### [SET EXERCISE]
The records that follow need to be output exactly as they are.

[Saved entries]
_ _ _ _

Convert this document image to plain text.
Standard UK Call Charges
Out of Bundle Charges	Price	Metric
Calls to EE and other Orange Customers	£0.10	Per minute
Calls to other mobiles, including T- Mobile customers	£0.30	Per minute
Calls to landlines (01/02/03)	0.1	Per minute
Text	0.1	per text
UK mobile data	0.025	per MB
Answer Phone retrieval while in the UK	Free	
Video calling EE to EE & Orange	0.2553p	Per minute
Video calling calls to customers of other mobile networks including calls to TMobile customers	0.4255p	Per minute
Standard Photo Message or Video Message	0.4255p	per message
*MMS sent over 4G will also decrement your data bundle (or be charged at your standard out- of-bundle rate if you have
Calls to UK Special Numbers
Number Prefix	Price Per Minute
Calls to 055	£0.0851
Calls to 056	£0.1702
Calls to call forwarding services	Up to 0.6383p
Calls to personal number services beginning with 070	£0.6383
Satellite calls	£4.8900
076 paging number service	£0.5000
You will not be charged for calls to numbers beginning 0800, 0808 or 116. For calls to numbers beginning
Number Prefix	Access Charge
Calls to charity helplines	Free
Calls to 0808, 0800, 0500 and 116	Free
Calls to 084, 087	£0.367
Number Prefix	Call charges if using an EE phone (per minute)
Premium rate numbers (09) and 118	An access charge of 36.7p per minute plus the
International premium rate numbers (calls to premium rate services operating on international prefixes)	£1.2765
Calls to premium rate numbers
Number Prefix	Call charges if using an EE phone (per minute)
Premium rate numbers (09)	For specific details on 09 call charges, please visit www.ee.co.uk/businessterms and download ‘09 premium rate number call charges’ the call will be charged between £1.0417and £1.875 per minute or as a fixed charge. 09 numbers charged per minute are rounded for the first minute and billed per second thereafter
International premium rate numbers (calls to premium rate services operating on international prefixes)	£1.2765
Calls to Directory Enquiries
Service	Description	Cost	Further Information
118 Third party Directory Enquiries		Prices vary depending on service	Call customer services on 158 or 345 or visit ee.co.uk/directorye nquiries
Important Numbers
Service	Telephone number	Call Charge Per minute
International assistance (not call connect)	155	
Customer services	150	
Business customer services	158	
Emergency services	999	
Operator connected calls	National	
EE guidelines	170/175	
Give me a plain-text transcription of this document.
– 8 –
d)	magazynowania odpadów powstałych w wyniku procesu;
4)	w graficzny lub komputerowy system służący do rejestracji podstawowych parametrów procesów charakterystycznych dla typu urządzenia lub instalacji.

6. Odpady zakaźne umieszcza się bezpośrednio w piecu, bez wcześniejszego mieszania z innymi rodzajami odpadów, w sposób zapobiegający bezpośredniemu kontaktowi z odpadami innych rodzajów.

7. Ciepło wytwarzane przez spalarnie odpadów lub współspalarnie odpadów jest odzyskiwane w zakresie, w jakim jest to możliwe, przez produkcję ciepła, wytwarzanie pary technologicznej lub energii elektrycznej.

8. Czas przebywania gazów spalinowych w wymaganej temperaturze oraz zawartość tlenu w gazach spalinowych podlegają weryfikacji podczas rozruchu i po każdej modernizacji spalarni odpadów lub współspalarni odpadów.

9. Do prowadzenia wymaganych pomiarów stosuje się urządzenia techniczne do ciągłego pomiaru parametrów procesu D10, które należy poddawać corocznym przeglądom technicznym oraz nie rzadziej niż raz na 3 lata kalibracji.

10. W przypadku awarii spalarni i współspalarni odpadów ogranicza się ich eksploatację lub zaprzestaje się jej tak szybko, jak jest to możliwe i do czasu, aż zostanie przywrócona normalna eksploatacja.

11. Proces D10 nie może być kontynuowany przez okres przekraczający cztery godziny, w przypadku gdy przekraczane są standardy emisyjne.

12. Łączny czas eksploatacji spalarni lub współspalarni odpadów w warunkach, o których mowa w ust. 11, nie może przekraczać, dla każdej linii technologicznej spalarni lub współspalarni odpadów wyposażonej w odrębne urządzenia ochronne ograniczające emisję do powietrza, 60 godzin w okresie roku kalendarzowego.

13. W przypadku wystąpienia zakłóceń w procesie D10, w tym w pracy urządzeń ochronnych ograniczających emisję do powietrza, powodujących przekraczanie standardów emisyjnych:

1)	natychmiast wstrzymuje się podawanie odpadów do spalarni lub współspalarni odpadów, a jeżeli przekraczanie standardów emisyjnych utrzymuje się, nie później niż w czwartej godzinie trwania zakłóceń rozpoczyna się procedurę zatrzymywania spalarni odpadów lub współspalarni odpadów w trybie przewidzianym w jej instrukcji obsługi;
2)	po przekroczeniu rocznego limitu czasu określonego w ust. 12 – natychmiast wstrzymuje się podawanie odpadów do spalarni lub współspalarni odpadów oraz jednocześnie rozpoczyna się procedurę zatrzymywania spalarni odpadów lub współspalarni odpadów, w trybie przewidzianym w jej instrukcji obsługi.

_ _ _ _

### [OUTPUT BELOW]
Convert this document image to plain text.
Standard UK Call Charges
Out of Bundle Charges	Price	Metric
Calls to EE and other Orange Customers	£0.10	Per minute
Calls to other mobiles, including T- Mobile customers	£0.30	Per minute
Calls to landlines (01/02/03)	0.1	Per minute
Text	0.1	per text
UK mobile data	0.025	per MB
Answer Phone retrieval while in the UK	Free	
Video calling EE to EE & Orange	0.2553p	Per minute
Video calling calls to customers of other mobile networks including calls to TMobile customers	0.4255p	Per minute
Standard Photo Message or Video Message	0.4255p	per message
*MMS sent over 4G will also decrement your data bundle (or be charged at your standard out- of-bundle rate if you have
Calls to UK Special Numbers
Number Prefix	Price Per Minute
Calls to 055	£0.0851
Calls to 056	£0.1702
Calls to call forwarding services	Up to 0.6383p
Calls to personal number services beginning with 070	£0.6383
Satellite calls	£4.8900
076 paging number service	£0.5000
You will not be charged for calls to numbers beginning 0800, 0808 or 116. For calls to numbers beginning
Number Prefix	Access Charge
Calls to charity helplines	Free
Calls to 0808, 0800, 0500 and 116	Free
Calls to 084, 087	£0.367
Number Prefix	Call charges if using an EE phone (per minute)
Premium rate numbers (09) and 118	An access charge of 36.7p per minute plus the
International premium rate numbers (calls to premium rate services operating on international prefixes)	£1.2765
Calls to premium rate numbers
Number Prefix	Call charges if using an EE phone (per minute)
Premium rate numbers (09)	For specific details on 09 call charges, please visit www.ee.co.uk/businessterms and download ‘09 premium rate number call charges’ the call will be charged between £1.0417and £1.875 per minute or as a fixed charge. 09 numbers charged per minute are rounded for the first minute and billed per second thereafter
International premium rate numbers (calls to premium rate services operating on international prefixes)	£1.2765
Calls to Directory Enquiries
Service	Description	Cost	Further Information
118 Third party Directory Enquiries		Prices vary depending on service	Call customer services on 158 or 345 or visit ee.co.uk/directorye nquiries
Important Numbers
Service	Telephone number	Call Charge Per minute
International assistance (not call connect)	155	
Customer services	150	
Business customer services	158	
Emergency services	999	
Operator connected calls	National	
EE guidelines	170/175	
Give me a plain-text transcription of this document.
– 8 –
d)	magazynowania odpadów powstałych w wyniku procesu;
4)	w graficzny lub komputerowy system służący do rejestracji podstawowych parametrów procesów charakterystycznych dla typu urządzenia lub instalacji.

6. Odpady zakaźne umieszcza się bezpośrednio w piecu, bez wcześniejszego mieszania z innymi rodzajami odpadów, w sposób zapobiegający bezpośredniemu kontaktowi z odpadami innych rodzajów.

7. Ciepło wytwarzane przez spalarnie odpadów lub współspalarnie odpadów jest odzyskiwane w zakresie, w jakim jest to możliwe, przez produkcję ciepła, wytwarzanie pary technologicznej lub energii elektrycznej.

8. Czas przebywania gazów spalinowych w wymaganej temperaturze oraz zawartość tlenu w gazach spalinowych podlegają weryfikacji podczas rozruchu i po każdej modernizacji spalarni odpadów lub współspalarni odpadów.

9. Do prowadzenia wymaganych pomiarów stosuje się urządzenia techniczne do ciągłego pomiaru parametrów procesu D10, które należy poddawać corocznym przeglądom technicznym oraz nie rzadziej niż raz na 3 lata kalibracji.

10. W przypadku awarii spalarni i współspalarni odpadów ogranicza się ich eksploatację lub zaprzestaje się jej tak szybko, jak jest to możliwe i do czasu, aż zostanie przywrócona normalna eksploatacja.

11. Proces D10 nie może być kontynuowany przez okres przekraczający cztery godziny, w przypadku gdy przekraczane są standardy emisyjne.

12. Łączny czas eksploatacji spalarni lub współspalarni odpadów w warunkach, o których mowa w ust. 11, nie może przekraczać, dla każdej linii technologicznej spalarni lub współspalarni odpadów wyposażonej w odrębne urządzenia ochronne ograniczające emisję do powietrza, 60 godzin w okresie roku kalendarzowego.

13. W przypadku wystąpienia zakłóceń w procesie D10, w tym w pracy urządzeń ochronnych ograniczających emisję do powietrza, powodujących przekraczanie standardów emisyjnych:

1)	natychmiast wstrzymuje się podawanie odpadów do spalarni lub współspalarni odpadów, a jeżeli przekraczanie standardów emisyjnych utrzymuje się, nie później niż w czwartej godzinie trwania zakłóceń rozpoczyna się procedurę zatrzymywania spalarni odpadów lub współspalarni odpadów w trybie przewidzianym w jej instrukcji obsługi;
2)	po przekroczeniu rocznego limitu czasu określonego w ust. 12 – natychmiast wstrzymuje się podawanie odpadów do spalarni lub współspalarni odpadów oraz jednocześnie rozpoczyna się procedurę zatrzymywania spalarni odpadów lub współspalarni odpadów, w trybie przewidzianym w jej instrukcji obsługi.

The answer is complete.